[Start of Dataset]

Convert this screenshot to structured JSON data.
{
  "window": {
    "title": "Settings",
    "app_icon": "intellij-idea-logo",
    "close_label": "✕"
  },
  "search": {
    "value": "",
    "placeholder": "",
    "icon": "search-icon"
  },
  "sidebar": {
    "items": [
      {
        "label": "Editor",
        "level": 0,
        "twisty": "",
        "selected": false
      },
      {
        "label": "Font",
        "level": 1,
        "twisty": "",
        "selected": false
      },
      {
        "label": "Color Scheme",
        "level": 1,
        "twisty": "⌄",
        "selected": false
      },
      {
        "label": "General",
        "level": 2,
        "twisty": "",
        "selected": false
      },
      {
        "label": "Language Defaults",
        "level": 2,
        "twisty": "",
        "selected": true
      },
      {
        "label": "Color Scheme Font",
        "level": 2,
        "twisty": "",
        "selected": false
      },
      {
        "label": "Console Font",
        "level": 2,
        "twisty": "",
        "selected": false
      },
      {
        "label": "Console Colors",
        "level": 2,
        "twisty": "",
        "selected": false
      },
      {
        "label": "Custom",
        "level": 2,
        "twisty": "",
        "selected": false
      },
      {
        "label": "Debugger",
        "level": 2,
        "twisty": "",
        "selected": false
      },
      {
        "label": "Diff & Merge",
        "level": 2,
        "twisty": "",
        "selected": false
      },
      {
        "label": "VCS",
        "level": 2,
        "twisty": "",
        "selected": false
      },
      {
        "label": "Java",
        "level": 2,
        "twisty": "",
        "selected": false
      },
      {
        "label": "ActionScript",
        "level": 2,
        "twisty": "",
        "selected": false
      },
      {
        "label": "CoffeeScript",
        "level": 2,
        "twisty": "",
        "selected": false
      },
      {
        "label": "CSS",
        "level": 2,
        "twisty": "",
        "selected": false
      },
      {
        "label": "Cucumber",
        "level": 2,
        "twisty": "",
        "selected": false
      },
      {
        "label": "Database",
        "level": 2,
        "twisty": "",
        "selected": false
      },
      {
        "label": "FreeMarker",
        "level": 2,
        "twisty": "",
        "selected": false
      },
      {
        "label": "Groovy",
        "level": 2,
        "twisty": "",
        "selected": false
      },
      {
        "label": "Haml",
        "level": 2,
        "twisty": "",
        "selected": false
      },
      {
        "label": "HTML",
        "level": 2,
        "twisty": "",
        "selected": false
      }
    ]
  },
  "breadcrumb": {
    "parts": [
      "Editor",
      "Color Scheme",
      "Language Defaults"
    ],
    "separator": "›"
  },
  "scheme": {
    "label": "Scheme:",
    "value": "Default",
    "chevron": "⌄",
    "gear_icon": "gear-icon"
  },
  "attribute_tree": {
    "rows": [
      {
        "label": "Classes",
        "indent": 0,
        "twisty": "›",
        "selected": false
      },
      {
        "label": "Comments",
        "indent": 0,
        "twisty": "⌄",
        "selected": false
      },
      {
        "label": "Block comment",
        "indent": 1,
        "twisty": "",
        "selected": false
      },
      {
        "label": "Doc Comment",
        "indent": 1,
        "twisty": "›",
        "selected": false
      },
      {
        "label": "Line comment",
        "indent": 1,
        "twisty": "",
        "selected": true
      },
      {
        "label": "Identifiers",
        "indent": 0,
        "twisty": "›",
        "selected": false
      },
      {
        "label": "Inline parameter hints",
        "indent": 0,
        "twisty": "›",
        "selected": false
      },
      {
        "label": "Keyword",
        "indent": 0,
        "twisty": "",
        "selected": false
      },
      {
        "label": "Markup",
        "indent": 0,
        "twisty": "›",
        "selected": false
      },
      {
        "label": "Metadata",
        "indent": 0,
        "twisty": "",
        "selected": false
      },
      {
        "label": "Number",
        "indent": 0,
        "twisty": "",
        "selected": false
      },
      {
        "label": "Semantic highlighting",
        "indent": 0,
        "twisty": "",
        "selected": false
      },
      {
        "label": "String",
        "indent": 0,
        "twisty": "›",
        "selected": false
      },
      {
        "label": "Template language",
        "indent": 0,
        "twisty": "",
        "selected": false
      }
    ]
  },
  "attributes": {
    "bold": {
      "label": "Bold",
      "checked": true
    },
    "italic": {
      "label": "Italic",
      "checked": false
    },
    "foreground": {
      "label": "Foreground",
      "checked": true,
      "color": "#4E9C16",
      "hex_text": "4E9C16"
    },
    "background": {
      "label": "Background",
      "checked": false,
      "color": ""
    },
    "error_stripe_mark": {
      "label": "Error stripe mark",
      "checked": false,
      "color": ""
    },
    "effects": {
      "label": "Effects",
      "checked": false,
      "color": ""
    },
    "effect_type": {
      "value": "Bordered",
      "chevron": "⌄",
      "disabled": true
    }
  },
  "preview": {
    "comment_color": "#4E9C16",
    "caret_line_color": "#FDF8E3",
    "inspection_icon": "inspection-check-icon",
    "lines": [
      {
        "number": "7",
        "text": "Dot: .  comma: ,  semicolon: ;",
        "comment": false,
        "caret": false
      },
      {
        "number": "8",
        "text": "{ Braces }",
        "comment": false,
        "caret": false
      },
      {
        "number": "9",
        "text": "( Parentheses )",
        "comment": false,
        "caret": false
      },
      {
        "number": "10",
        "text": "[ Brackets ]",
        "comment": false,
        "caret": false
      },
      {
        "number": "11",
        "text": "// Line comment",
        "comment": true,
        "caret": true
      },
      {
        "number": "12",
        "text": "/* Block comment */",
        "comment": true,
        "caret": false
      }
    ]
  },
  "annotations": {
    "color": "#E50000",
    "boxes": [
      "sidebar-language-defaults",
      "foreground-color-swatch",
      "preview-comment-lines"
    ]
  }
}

[End of Dataset]

Task statement.
Copy out each record, keeping every word as it is.

Solution for this exercise.
Convert this screenshot to structured JSON data.
{
  "window": {
    "title": "Settings",
    "app_icon": "intellij-idea-logo",
    "close_label": "✕"
  },
  "search": {
    "value": "",
    "placeholder": "",
    "icon": "search-icon"
  },
  "sidebar": {
    "items": [
      {
        "label": "Editor",
        "level": 0,
        "twisty": "",
        "selected": false
      },
      {
        "label": "Font",
        "level": 1,
        "twisty": "",
        "selected": false
      },
      {
        "label": "Color Scheme",
        "level": 1,
        "twisty": "⌄",
        "selected": false
      },
      {
        "label": "General",
        "level": 2,
        "twisty": "",
        "selected": false
      },
      {
        "label": "Language Defaults",
        "level": 2,
        "twisty": "",
        "selected": true
      },
      {
        "label": "Color Scheme Font",
        "level": 2,
        "twisty": "",
        "selected": false
      },
      {
        "label": "Console Font",
        "level": 2,
        "twisty": "",
        "selected": false
      },
      {
        "label": "Console Colors",
        "level": 2,
        "twisty": "",
        "selected": false
      },
      {
        "label": "Custom",
        "level": 2,
        "twisty": "",
        "selected": false
      },
      {
        "label": "Debugger",
        "level": 2,
        "twisty": "",
        "selected": false
      },
      {
        "label": "Diff & Merge",
        "level": 2,
        "twisty": "",
        "selected": false
      },
      {
        "label": "VCS",
        "level": 2,
        "twisty": "",
        "selected": false
      },
      {
        "label": "Java",
        "level": 2,
        "twisty": "",
        "selected": false
      },
      {
        "label": "ActionScript",
        "level": 2,
        "twisty": "",
        "selected": false
      },
      {
        "label": "CoffeeScript",
        "level": 2,
        "twisty": "",
        "selected": false
      },
      {
        "label": "CSS",
        "level": 2,
        "twisty": "",
        "selected": false
      },
      {
        "label": "Cucumber",
        "level": 2,
        "twisty": "",
        "selected": false
      },
      {
        "label": "Database",
        "level": 2,
        "twisty": "",
        "selected": false
      },
      {
        "label": "FreeMarker",
        "level": 2,
        "twisty": "",
        "selected": false
      },
      {
        "label": "Groovy",
        "level": 2,
        "twisty": "",
        "selected": false
      },
      {
        "label": "Haml",
        "level": 2,
        "twisty": "",
        "selected": false
      },
      {
        "label": "HTML",
        "level": 2,
        "twisty": "",
        "selected": false
      }
    ]
  },
  "breadcrumb": {
    "parts": [
      "Editor",
      "Color Scheme",
      "Language Defaults"
    ],
    "separator": "›"
  },
  "scheme": {
    "label": "Scheme:",
    "value": "Default",
    "chevron": "⌄",
    "gear_icon": "gear-icon"
  },
  "attribute_tree": {
    "rows": [
      {
        "label": "Classes",
        "indent": 0,
        "twisty": "›",
        "selected": false
      },
      {
        "label": "Comments",
        "indent": 0,
        "twisty": "⌄",
        "selected": false
      },
      {
        "label": "Block comment",
        "indent": 1,
        "twisty": "",
        "selected": false
      },
      {
        "label": "Doc Comment",
        "indent": 1,
        "twisty": "›",
        "selected": false
      },
      {
        "label": "Line comment",
        "indent": 1,
        "twisty": "",
        "selected": true
      },
      {
        "label": "Identifiers",
        "indent": 0,
        "twisty": "›",
        "selected": false
      },
      {
        "label": "Inline parameter hints",
        "indent": 0,
        "twisty": "›",
        "selected": false
      },
      {
        "label": "Keyword",
        "indent": 0,
        "twisty": "",
        "selected": false
      },
      {
        "label": "Markup",
        "indent": 0,
        "twisty": "›",
        "selected": false
      },
      {
        "label": "Metadata",
        "indent": 0,
        "twisty": "",
        "selected": false
      },
      {
        "label": "Number",
        "indent": 0,
        "twisty": "",
        "selected": false
      },
      {
        "label": "Semantic highlighting",
        "indent": 0,
        "twisty": "",
        "selected": false
      },
      {
        "label": "String",
        "indent": 0,
        "twisty": "›",
        "selected": false
      },
      {
        "label": "Template language",
        "indent": 0,
        "twisty": "",
        "selected": false
      }
    ]
  },
  "attributes": {
    "bold": {
      "label": "Bold",
      "checked": true
    },
    "italic": {
      "label": "Italic",
      "checked": false
    },
    "foreground": {
      "label": "Foreground",
      "checked": true,
      "color": "#4E9C16",
      "hex_text": "4E9C16"
    },
    "background": {
      "label": "Background",
      "checked": false,
      "color": ""
    },
    "error_stripe_mark": {
      "label": "Error stripe mark",
      "checked": false,
      "color": ""
    },
    "effects": {
      "label": "Effects",
      "checked": false,
      "color": ""
    },
    "effect_type": {
      "value": "Bordered",
      "chevron": "⌄",
      "disabled": true
    }
  },
  "preview": {
    "comment_color": "#4E9C16",
    "caret_line_color": "#FDF8E3",
    "inspection_icon": "inspection-check-icon",
    "lines": [
      {
        "number": "7",
        "text": "Dot: .  comma: ,  semicolon: ;",
        "comment": false,
        "caret": false
      },
      {
        "number": "8",
        "text": "{ Braces }",
        "comment": false,
        "caret": false
      },
      {
        "number": "9",
        "text": "( Parentheses )",
        "comment": false,
        "caret": false
      },
      {
        "number": "10",
        "text": "[ Brackets ]",
        "comment": false,
        "caret": false
      },
      {
        "number": "11",
        "text": "// Line comment",
        "comment": true,
        "caret": true
      },
      {
        "number": "12",
        "text": "/* Block comment */",
        "comment": true,
        "caret": false
      }
    ]
  },
  "annotations": {
    "color": "#E50000",
    "boxes": [
      "sidebar-language-defaults",
      "foreground-color-swatch",
      "preview-comment-lines"
    ]
  }
}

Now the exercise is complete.